> **PROBLEM**
Set down all of the entries word for word, omitting the images they contain.

> **RECORDS TO USE**
====
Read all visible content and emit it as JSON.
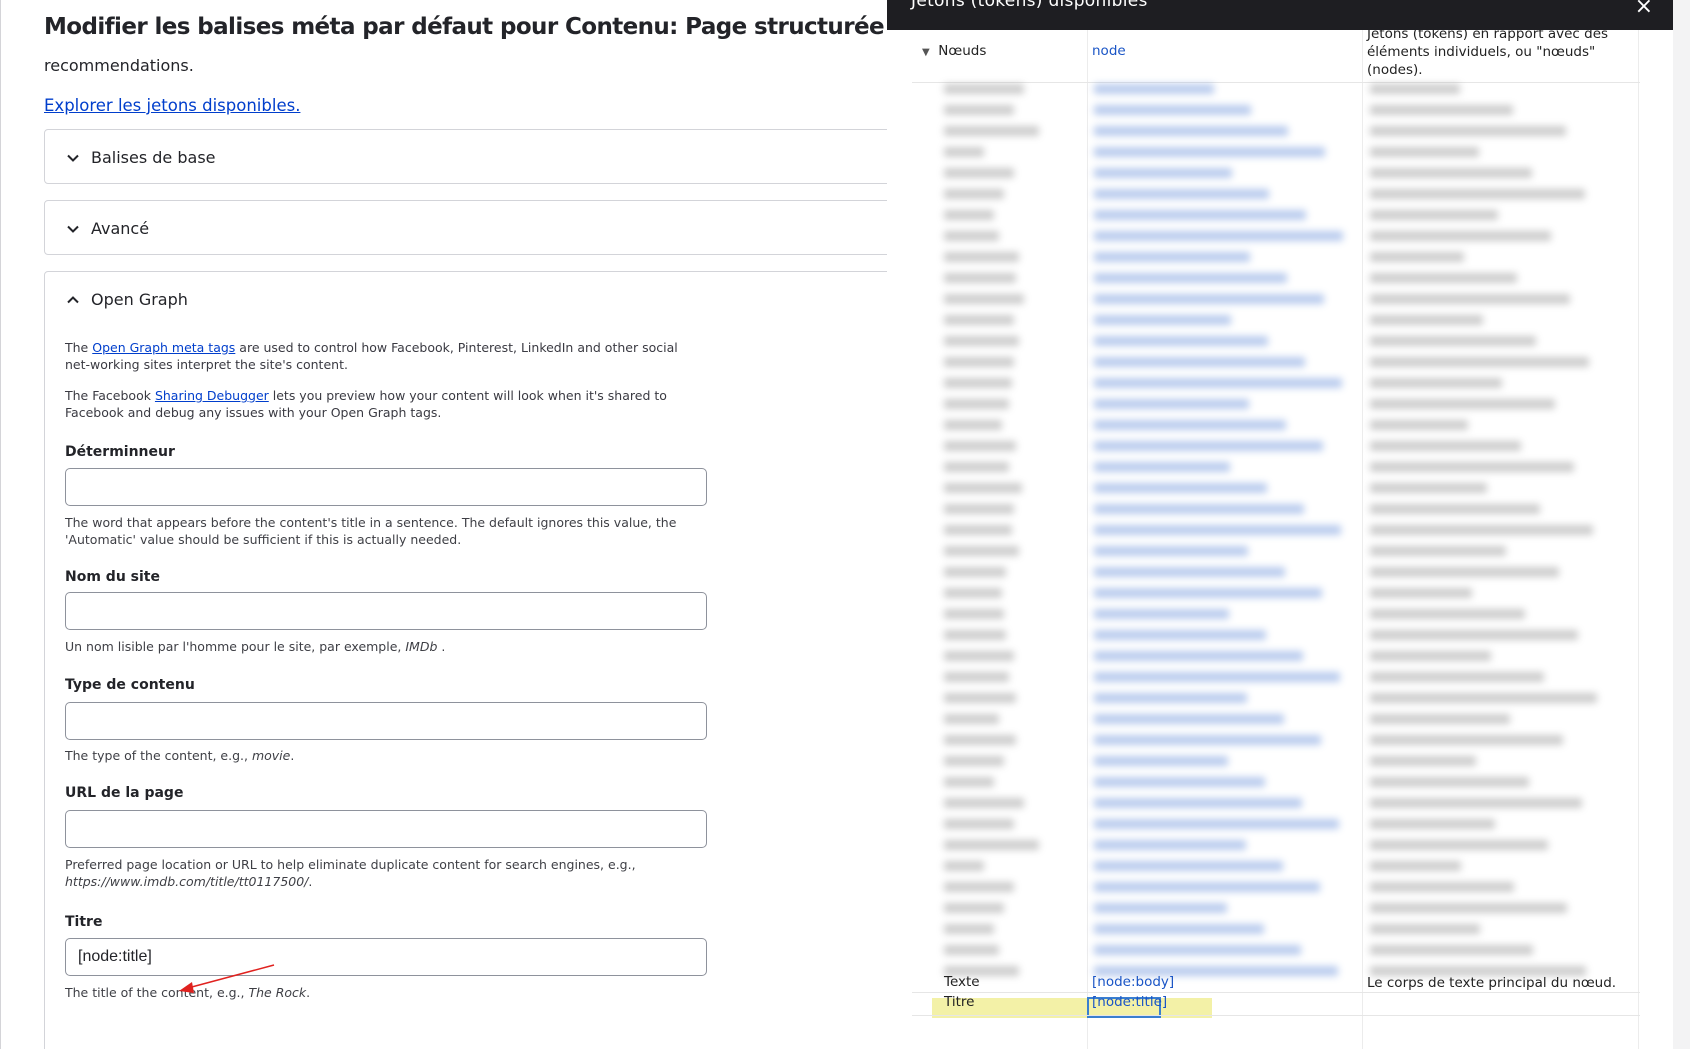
{
  "page": {
    "title": "Modifier les balises méta par défaut pour Contenu: Page structurée",
    "intro_text": "recommendations.",
    "explore_link": "Explorer les jetons disponibles."
  },
  "sections": [
    {
      "label": "Balises de base",
      "expanded": false
    },
    {
      "label": "Avancé",
      "expanded": false
    },
    {
      "label": "Open Graph",
      "expanded": true
    }
  ],
  "open_graph": {
    "desc1_prefix": "The ",
    "desc1_link": "Open Graph meta tags",
    "desc1_suffix": " are used to control how Facebook, Pinterest, LinkedIn and other social net-working sites interpret the site's content.",
    "desc2_prefix": "The Facebook ",
    "desc2_link": "Sharing Debugger",
    "desc2_suffix": " lets you preview how your content will look when it's shared to Facebook and debug any issues with your Open Graph tags.",
    "fields": [
      {
        "label": "Déterminneur",
        "value": "",
        "help": "The word that appears before the content's title in a sentence. The default ignores this value, the 'Automatic' value should be sufficient if this is actually needed.",
        "help_em": ""
      },
      {
        "label": "Nom du site",
        "value": "",
        "help": "Un nom lisible par l'homme pour le site, par exemple, ",
        "help_em": "IMDb",
        "help_tail": " ."
      },
      {
        "label": "Type de contenu",
        "value": "",
        "help": "The type of the content, e.g., ",
        "help_em": "movie",
        "help_tail": "."
      },
      {
        "label": "URL de la page",
        "value": "",
        "help": "Preferred page location or URL to help eliminate duplicate content for search engines, e.g., ",
        "help_em": "https://www.imdb.com/title/tt0117500/",
        "help_tail": "."
      },
      {
        "label": "Titre",
        "value": "[node:title]",
        "help": "The title of the content, e.g., ",
        "help_em": "The Rock",
        "help_tail": "."
      }
    ]
  },
  "dialog": {
    "title": "Jetons (tokens) disponibles",
    "close_icon": "×",
    "header_row": {
      "name": "Nœuds",
      "token": "node",
      "description": "Jetons (tokens) en rapport avec des éléments individuels, ou \"nœuds\" (nodes)."
    },
    "rows": [
      {
        "name": "Texte",
        "token": "[node:body]",
        "description": "Le corps de texte principal du nœud."
      },
      {
        "name": "Titre",
        "token": "[node:title]",
        "description": ""
      }
    ]
  },
  "colors": {
    "link": "#003ecc",
    "token_link": "#1a55c6",
    "highlight": "#f3f1a7",
    "arrow": "#e0221f"
  }
}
====
> **ANSWER TO THE TASK**
Read all visible content and emit it as JSON.
{
  "page": {
    "title": "Modifier les balises méta par défaut pour Contenu: Page structurée",
    "intro_text": "recommendations.",
    "explore_link": "Explorer les jetons disponibles."
  },
  "sections": [
    {
      "label": "Balises de base",
      "expanded": false
    },
    {
      "label": "Avancé",
      "expanded": false
    },
    {
      "label": "Open Graph",
      "expanded": true
    }
  ],
  "open_graph": {
    "desc1_prefix": "The ",
    "desc1_link": "Open Graph meta tags",
    "desc1_suffix": " are used to control how Facebook, Pinterest, LinkedIn and other social net-working sites interpret the site's content.",
    "desc2_prefix": "The Facebook ",
    "desc2_link": "Sharing Debugger",
    "desc2_suffix": " lets you preview how your content will look when it's shared to Facebook and debug any issues with your Open Graph tags.",
    "fields": [
      {
        "label": "Déterminneur",
        "value": "",
        "help": "The word that appears before the content's title in a sentence. The default ignores this value, the 'Automatic' value should be sufficient if this is actually needed.",
        "help_em": ""
      },
      {
        "label": "Nom du site",
        "value": "",
        "help": "Un nom lisible par l'homme pour le site, par exemple, ",
        "help_em": "IMDb",
        "help_tail": " ."
      },
      {
        "label": "Type de contenu",
        "value": "",
        "help": "The type of the content, e.g., ",
        "help_em": "movie",
        "help_tail": "."
      },
      {
        "label": "URL de la page",
        "value": "",
        "help": "Preferred page location or URL to help eliminate duplicate content for search engines, e.g., ",
        "help_em": "https://www.imdb.com/title/tt0117500/",
        "help_tail": "."
      },
      {
        "label": "Titre",
        "value": "[node:title]",
        "help": "The title of the content, e.g., ",
        "help_em": "The Rock",
        "help_tail": "."
      }
    ]
  },
  "dialog": {
    "title": "Jetons (tokens) disponibles",
    "close_icon": "×",
    "header_row": {
      "name": "Nœuds",
      "token": "node",
      "description": "Jetons (tokens) en rapport avec des éléments individuels, ou \"nœuds\" (nodes)."
    },
    "rows": [
      {
        "name": "Texte",
        "token": "[node:body]",
        "description": "Le corps de texte principal du nœud."
      },
      {
        "name": "Titre",
        "token": "[node:title]",
        "description": ""
      }
    ]
  },
  "colors": {
    "link": "#003ecc",
    "token_link": "#1a55c6",
    "highlight": "#f3f1a7",
    "arrow": "#e0221f"
  }
}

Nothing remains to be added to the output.